Retype the material that follows, keeping every word as it is.

-*-*-

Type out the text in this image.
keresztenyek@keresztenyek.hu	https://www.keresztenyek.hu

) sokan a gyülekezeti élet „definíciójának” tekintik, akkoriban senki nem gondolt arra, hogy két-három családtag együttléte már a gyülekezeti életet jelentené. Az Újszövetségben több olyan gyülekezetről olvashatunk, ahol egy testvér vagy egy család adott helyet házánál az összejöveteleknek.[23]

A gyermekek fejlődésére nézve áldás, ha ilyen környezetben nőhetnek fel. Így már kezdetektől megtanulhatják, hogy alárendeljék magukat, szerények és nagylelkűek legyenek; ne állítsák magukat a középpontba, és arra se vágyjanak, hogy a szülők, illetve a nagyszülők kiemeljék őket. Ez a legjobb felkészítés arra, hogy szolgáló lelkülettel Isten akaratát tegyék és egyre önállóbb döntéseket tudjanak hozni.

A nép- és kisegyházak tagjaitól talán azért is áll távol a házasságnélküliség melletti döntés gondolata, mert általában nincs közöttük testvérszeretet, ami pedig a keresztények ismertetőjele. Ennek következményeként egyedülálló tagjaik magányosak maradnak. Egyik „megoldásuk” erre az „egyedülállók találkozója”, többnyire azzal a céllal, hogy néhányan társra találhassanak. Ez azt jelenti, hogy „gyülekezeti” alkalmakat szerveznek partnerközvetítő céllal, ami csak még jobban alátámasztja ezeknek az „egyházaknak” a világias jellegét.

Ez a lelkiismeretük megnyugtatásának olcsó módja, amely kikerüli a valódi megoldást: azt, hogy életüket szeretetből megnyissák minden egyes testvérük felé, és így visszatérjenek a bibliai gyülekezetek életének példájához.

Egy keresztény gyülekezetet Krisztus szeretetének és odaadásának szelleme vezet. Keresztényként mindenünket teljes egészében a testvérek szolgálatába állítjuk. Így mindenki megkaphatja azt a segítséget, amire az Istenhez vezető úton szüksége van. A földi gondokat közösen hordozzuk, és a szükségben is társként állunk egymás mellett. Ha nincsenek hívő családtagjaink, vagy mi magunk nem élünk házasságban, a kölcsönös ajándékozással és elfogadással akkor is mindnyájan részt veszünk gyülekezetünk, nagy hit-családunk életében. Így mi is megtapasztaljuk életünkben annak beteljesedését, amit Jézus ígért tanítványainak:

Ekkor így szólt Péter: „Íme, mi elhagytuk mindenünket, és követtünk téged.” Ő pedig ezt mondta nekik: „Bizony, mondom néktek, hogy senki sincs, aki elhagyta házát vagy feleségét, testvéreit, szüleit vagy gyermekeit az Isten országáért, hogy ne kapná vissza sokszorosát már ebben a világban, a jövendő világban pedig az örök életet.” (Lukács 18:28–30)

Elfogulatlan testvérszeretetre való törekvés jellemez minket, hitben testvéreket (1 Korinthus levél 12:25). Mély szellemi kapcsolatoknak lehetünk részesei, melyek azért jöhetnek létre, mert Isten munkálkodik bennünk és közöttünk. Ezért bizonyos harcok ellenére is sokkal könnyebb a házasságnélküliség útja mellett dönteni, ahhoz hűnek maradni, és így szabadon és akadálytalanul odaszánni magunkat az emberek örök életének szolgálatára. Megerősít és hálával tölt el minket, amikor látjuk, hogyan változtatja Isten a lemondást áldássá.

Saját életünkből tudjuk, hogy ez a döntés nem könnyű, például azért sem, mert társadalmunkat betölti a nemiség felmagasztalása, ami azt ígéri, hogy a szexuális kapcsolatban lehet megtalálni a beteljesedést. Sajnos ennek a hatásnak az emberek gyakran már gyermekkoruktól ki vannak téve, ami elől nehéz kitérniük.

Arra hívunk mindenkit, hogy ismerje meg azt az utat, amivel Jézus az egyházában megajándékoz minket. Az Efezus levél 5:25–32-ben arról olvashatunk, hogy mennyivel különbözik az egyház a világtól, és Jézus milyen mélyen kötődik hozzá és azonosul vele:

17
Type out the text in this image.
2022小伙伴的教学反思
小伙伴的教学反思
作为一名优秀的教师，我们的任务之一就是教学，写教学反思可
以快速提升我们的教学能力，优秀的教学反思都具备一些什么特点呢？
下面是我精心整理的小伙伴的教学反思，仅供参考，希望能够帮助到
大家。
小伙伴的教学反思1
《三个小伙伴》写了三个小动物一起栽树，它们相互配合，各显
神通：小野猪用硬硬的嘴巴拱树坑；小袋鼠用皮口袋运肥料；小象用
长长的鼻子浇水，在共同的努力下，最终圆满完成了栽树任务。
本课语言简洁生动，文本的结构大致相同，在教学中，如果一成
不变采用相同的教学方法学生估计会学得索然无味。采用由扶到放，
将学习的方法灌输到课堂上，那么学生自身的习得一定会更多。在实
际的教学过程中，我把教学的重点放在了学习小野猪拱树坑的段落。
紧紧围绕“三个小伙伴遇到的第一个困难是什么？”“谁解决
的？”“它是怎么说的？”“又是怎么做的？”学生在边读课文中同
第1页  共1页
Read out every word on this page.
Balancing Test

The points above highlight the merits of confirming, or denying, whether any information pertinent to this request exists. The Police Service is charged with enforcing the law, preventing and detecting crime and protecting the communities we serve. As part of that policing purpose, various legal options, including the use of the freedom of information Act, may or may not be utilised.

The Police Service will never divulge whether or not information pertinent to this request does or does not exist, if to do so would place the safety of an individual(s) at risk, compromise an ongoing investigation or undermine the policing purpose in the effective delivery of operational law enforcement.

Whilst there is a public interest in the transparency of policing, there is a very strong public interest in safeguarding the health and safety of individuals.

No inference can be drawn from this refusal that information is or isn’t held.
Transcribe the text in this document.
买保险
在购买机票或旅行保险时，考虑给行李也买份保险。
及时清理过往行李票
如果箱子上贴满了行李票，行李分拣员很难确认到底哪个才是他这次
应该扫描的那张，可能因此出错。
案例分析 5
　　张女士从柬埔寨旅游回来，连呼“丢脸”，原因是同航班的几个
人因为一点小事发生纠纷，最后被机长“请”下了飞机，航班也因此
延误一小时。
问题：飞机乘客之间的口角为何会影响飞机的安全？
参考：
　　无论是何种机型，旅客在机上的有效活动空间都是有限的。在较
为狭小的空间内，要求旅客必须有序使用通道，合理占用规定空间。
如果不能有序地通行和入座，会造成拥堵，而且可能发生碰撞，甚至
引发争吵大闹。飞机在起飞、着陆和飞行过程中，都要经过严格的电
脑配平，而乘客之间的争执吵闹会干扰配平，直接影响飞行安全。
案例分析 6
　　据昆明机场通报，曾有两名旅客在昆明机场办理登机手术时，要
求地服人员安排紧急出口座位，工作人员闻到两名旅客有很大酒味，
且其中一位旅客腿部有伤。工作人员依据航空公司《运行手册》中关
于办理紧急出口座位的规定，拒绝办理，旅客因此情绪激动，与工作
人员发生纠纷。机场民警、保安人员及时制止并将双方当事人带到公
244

-*-*-

## Reply
Type out the text in this image.
keresztenyek@keresztenyek.hu	https://www.keresztenyek.hu

) sokan a gyülekezeti élet „definíciójának” tekintik, akkoriban senki nem gondolt arra, hogy két-három családtag együttléte már a gyülekezeti életet jelentené. Az Újszövetségben több olyan gyülekezetről olvashatunk, ahol egy testvér vagy egy család adott helyet házánál az összejöveteleknek.[23]

A gyermekek fejlődésére nézve áldás, ha ilyen környezetben nőhetnek fel. Így már kezdetektől megtanulhatják, hogy alárendeljék magukat, szerények és nagylelkűek legyenek; ne állítsák magukat a középpontba, és arra se vágyjanak, hogy a szülők, illetve a nagyszülők kiemeljék őket. Ez a legjobb felkészítés arra, hogy szolgáló lelkülettel Isten akaratát tegyék és egyre önállóbb döntéseket tudjanak hozni.

A nép- és kisegyházak tagjaitól talán azért is áll távol a házasságnélküliség melletti döntés gondolata, mert általában nincs közöttük testvérszeretet, ami pedig a keresztények ismertetőjele. Ennek következményeként egyedülálló tagjaik magányosak maradnak. Egyik „megoldásuk” erre az „egyedülállók találkozója”, többnyire azzal a céllal, hogy néhányan társra találhassanak. Ez azt jelenti, hogy „gyülekezeti” alkalmakat szerveznek partnerközvetítő céllal, ami csak még jobban alátámasztja ezeknek az „egyházaknak” a világias jellegét.

Ez a lelkiismeretük megnyugtatásának olcsó módja, amely kikerüli a valódi megoldást: azt, hogy életüket szeretetből megnyissák minden egyes testvérük felé, és így visszatérjenek a bibliai gyülekezetek életének példájához.

Egy keresztény gyülekezetet Krisztus szeretetének és odaadásának szelleme vezet. Keresztényként mindenünket teljes egészében a testvérek szolgálatába állítjuk. Így mindenki megkaphatja azt a segítséget, amire az Istenhez vezető úton szüksége van. A földi gondokat közösen hordozzuk, és a szükségben is társként állunk egymás mellett. Ha nincsenek hívő családtagjaink, vagy mi magunk nem élünk házasságban, a kölcsönös ajándékozással és elfogadással akkor is mindnyájan részt veszünk gyülekezetünk, nagy hit-családunk életében. Így mi is megtapasztaljuk életünkben annak beteljesedését, amit Jézus ígért tanítványainak:

Ekkor így szólt Péter: „Íme, mi elhagytuk mindenünket, és követtünk téged.” Ő pedig ezt mondta nekik: „Bizony, mondom néktek, hogy senki sincs, aki elhagyta házát vagy feleségét, testvéreit, szüleit vagy gyermekeit az Isten országáért, hogy ne kapná vissza sokszorosát már ebben a világban, a jövendő világban pedig az örök életet.” (Lukács 18:28–30)

Elfogulatlan testvérszeretetre való törekvés jellemez minket, hitben testvéreket (1 Korinthus levél 12:25). Mély szellemi kapcsolatoknak lehetünk részesei, melyek azért jöhetnek létre, mert Isten munkálkodik bennünk és közöttünk. Ezért bizonyos harcok ellenére is sokkal könnyebb a házasságnélküliség útja mellett dönteni, ahhoz hűnek maradni, és így szabadon és akadálytalanul odaszánni magunkat az emberek örök életének szolgálatára. Megerősít és hálával tölt el minket, amikor látjuk, hogyan változtatja Isten a lemondást áldássá.

Saját életünkből tudjuk, hogy ez a döntés nem könnyű, például azért sem, mert társadalmunkat betölti a nemiség felmagasztalása, ami azt ígéri, hogy a szexuális kapcsolatban lehet megtalálni a beteljesedést. Sajnos ennek a hatásnak az emberek gyakran már gyermekkoruktól ki vannak téve, ami elől nehéz kitérniük.

Arra hívunk mindenkit, hogy ismerje meg azt az utat, amivel Jézus az egyházában megajándékoz minket. Az Efezus levél 5:25–32-ben arról olvashatunk, hogy mennyivel különbözik az egyház a világtól, és Jézus milyen mélyen kötődik hozzá és azonosul vele:

17
Type out the text in this image.
2022小伙伴的教学反思
小伙伴的教学反思
作为一名优秀的教师，我们的任务之一就是教学，写教学反思可
以快速提升我们的教学能力，优秀的教学反思都具备一些什么特点呢？
下面是我精心整理的小伙伴的教学反思，仅供参考，希望能够帮助到
大家。
小伙伴的教学反思1
《三个小伙伴》写了三个小动物一起栽树，它们相互配合，各显
神通：小野猪用硬硬的嘴巴拱树坑；小袋鼠用皮口袋运肥料；小象用
长长的鼻子浇水，在共同的努力下，最终圆满完成了栽树任务。
本课语言简洁生动，文本的结构大致相同，在教学中，如果一成
不变采用相同的教学方法学生估计会学得索然无味。采用由扶到放，
将学习的方法灌输到课堂上，那么学生自身的习得一定会更多。在实
际的教学过程中，我把教学的重点放在了学习小野猪拱树坑的段落。
紧紧围绕“三个小伙伴遇到的第一个困难是什么？”“谁解决
的？”“它是怎么说的？”“又是怎么做的？”学生在边读课文中同
第1页  共1页
Read out every word on this page.
Balancing Test

The points above highlight the merits of confirming, or denying, whether any information pertinent to this request exists. The Police Service is charged with enforcing the law, preventing and detecting crime and protecting the communities we serve. As part of that policing purpose, various legal options, including the use of the freedom of information Act, may or may not be utilised.

The Police Service will never divulge whether or not information pertinent to this request does or does not exist, if to do so would place the safety of an individual(s) at risk, compromise an ongoing investigation or undermine the policing purpose in the effective delivery of operational law enforcement.

Whilst there is a public interest in the transparency of policing, there is a very strong public interest in safeguarding the health and safety of individuals.

No inference can be drawn from this refusal that information is or isn’t held.
Transcribe the text in this document.
买保险
在购买机票或旅行保险时，考虑给行李也买份保险。
及时清理过往行李票
如果箱子上贴满了行李票，行李分拣员很难确认到底哪个才是他这次
应该扫描的那张，可能因此出错。
案例分析 5
　　张女士从柬埔寨旅游回来，连呼“丢脸”，原因是同航班的几个
人因为一点小事发生纠纷，最后被机长“请”下了飞机，航班也因此
延误一小时。
问题：飞机乘客之间的口角为何会影响飞机的安全？
参考：
　　无论是何种机型，旅客在机上的有效活动空间都是有限的。在较
为狭小的空间内，要求旅客必须有序使用通道，合理占用规定空间。
如果不能有序地通行和入座，会造成拥堵，而且可能发生碰撞，甚至
引发争吵大闹。飞机在起飞、着陆和飞行过程中，都要经过严格的电
脑配平，而乘客之间的争执吵闹会干扰配平，直接影响飞行安全。
案例分析 6
　　据昆明机场通报，曾有两名旅客在昆明机场办理登机手术时，要
求地服人员安排紧急出口座位，工作人员闻到两名旅客有很大酒味，
且其中一位旅客腿部有伤。工作人员依据航空公司《运行手册》中关
于办理紧急出口座位的规定，拒绝办理，旅客因此情绪激动，与工作
人员发生纠纷。机场民警、保安人员及时制止并将双方当事人带到公
244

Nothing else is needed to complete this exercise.